Return all lines from the listing below in which the string "como" occurs.

[Items listed in a dataset]
[Start]
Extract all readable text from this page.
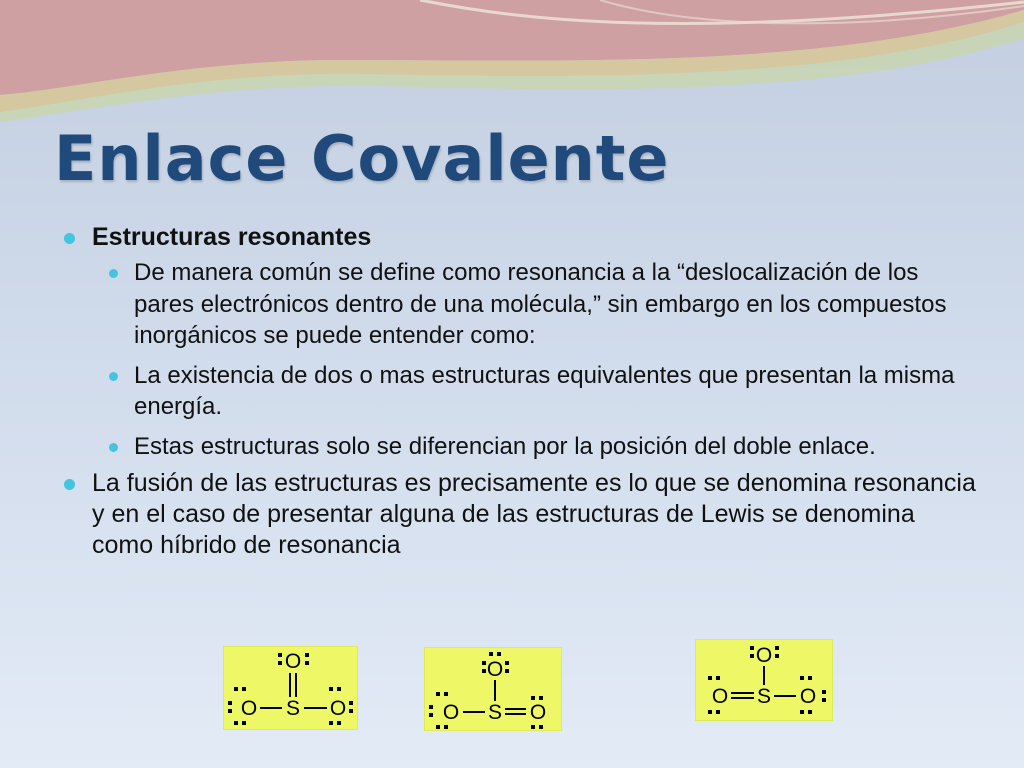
Enlace Covalente
Estructuras resonantes
De manera común se define como resonancia a la “deslocalización de los pares electrónicos dentro de una molécula,” sin embargo en los compuestos inorgánicos se puede entender como:
La existencia de dos o mas estructuras equivalentes que presentan la misma energía.
Estas estructuras solo se diferencian por la posición del doble enlace.
La fusión de las estructuras es precisamente es lo que se denomina resonancia y en el caso de presentar alguna de las estructuras de Lewis se denomina como híbrido de resonancia
O
S
O	O
O
S
O	O
O
S
O	O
[End]
Expected answer:
De manera común se define como resonancia a la “deslocalización de los pares electrónicos dentro de una molécula,” sin embargo en los compuestos inorgánicos se puede entender como:
La fusión de las estructuras es precisamente es lo que se denomina resonancia y en el caso de presentar alguna de las estructuras de Lewis se denomina como híbrido de resonancia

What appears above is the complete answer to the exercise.